==== Records

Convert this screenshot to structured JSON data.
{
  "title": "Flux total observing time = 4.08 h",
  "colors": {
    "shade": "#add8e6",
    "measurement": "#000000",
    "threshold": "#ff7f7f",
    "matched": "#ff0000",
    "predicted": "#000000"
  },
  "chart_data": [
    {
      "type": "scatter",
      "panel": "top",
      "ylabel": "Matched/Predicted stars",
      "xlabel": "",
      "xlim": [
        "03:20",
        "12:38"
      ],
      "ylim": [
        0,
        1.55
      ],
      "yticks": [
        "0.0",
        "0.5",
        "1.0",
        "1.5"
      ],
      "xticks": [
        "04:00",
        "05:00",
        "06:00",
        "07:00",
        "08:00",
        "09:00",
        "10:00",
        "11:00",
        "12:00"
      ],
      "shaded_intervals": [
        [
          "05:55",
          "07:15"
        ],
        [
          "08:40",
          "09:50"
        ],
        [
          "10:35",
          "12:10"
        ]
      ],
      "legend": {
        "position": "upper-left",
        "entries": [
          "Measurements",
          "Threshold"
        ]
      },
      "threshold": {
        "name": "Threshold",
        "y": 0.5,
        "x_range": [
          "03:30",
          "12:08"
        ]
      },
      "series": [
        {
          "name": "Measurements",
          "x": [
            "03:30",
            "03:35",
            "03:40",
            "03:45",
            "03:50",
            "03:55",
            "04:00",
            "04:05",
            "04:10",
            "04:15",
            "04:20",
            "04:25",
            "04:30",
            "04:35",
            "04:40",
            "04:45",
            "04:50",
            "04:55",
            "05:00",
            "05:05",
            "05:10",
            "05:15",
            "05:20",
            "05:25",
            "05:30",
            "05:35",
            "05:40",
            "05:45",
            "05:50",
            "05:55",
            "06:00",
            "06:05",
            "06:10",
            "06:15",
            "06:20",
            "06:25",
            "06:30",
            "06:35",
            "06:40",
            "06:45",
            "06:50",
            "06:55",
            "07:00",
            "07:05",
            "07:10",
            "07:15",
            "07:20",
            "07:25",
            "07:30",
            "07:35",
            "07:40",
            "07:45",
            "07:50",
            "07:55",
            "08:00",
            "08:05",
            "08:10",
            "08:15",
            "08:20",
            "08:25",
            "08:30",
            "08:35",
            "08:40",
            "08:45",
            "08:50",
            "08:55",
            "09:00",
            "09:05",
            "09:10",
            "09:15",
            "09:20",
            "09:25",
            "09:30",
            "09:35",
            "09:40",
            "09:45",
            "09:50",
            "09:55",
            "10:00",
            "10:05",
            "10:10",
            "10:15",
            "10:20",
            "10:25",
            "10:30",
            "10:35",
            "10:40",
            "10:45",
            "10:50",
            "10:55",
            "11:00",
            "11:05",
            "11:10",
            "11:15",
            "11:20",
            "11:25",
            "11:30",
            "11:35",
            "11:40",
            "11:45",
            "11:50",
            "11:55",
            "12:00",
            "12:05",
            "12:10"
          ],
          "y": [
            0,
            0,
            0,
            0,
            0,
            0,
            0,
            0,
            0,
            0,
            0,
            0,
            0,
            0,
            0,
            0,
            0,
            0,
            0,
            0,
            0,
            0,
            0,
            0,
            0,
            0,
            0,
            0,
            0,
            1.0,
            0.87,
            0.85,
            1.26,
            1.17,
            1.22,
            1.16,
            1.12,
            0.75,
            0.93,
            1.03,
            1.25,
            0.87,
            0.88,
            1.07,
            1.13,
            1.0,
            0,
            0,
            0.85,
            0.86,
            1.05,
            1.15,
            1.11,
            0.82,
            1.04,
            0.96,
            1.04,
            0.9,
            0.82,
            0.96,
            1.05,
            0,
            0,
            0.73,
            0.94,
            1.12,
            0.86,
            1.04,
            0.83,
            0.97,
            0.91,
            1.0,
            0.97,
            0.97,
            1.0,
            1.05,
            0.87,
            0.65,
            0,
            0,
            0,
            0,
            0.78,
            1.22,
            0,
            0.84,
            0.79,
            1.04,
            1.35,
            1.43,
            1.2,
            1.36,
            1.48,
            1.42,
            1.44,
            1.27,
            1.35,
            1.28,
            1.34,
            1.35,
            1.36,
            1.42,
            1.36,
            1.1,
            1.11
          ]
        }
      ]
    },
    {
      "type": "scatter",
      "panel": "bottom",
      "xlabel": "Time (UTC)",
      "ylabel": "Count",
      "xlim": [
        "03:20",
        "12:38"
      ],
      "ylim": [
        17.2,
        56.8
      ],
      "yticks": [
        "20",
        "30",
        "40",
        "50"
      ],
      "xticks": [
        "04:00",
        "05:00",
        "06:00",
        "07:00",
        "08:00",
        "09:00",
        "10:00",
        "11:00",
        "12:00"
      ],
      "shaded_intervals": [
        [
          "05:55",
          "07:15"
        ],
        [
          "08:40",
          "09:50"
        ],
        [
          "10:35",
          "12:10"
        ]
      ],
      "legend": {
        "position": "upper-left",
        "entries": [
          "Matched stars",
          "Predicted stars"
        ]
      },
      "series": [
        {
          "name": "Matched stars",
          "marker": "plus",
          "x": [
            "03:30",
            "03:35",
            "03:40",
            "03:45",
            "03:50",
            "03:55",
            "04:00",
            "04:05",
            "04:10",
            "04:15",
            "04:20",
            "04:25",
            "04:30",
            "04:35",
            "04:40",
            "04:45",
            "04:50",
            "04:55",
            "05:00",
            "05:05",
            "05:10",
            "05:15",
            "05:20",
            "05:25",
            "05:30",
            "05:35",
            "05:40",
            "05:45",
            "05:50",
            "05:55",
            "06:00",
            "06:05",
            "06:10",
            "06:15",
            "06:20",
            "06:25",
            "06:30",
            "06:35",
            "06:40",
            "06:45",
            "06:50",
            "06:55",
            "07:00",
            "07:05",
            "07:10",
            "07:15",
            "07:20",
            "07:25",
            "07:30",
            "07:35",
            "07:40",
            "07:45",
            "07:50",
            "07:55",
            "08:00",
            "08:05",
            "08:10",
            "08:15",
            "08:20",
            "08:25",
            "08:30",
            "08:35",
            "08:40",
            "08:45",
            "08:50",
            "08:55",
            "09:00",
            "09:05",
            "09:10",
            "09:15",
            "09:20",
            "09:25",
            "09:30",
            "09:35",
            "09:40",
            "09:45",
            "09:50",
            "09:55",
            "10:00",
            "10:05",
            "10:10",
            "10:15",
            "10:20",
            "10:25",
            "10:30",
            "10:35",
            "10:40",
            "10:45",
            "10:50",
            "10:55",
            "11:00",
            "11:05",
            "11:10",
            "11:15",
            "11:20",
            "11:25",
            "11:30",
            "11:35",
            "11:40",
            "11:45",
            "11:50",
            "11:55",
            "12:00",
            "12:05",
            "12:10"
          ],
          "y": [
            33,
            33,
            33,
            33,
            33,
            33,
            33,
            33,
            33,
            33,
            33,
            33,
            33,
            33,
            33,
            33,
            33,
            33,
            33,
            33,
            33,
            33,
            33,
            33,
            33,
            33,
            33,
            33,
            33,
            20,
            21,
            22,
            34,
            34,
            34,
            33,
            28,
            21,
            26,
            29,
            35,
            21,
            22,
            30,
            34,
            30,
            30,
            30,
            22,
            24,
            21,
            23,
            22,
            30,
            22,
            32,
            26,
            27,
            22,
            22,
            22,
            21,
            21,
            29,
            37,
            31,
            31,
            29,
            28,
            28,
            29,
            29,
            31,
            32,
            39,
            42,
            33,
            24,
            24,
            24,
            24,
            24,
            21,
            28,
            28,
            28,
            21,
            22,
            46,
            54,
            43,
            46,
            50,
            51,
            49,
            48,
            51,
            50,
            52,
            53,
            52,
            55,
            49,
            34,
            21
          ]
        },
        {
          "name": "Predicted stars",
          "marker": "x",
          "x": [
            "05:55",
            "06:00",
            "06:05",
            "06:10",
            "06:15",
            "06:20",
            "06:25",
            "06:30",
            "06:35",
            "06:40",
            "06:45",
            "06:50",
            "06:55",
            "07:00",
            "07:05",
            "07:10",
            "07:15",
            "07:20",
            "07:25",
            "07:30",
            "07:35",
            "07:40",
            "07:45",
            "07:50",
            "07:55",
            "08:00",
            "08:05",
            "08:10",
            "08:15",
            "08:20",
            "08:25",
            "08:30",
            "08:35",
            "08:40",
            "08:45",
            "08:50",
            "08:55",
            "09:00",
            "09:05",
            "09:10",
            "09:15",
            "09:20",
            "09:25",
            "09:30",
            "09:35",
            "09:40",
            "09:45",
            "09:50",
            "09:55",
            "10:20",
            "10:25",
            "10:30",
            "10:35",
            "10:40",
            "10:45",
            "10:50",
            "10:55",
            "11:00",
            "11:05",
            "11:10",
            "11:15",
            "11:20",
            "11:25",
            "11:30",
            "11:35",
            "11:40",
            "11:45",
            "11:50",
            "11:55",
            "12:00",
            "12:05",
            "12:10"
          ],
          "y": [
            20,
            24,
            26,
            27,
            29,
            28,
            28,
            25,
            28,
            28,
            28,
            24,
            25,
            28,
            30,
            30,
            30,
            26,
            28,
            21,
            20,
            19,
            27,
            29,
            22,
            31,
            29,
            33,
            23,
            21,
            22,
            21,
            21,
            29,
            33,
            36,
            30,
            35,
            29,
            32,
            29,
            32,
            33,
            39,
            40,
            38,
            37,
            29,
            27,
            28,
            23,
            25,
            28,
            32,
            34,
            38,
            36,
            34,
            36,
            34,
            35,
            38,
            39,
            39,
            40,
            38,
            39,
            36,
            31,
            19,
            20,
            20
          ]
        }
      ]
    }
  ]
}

========

• [Task instructions] Filter the listing above by the word "name"; copy each line that passes.

• [Result of the task]
        "name": "Threshold",
          "name": "Measurements",
          "name": "Matched stars",
          "name": "Predicted stars",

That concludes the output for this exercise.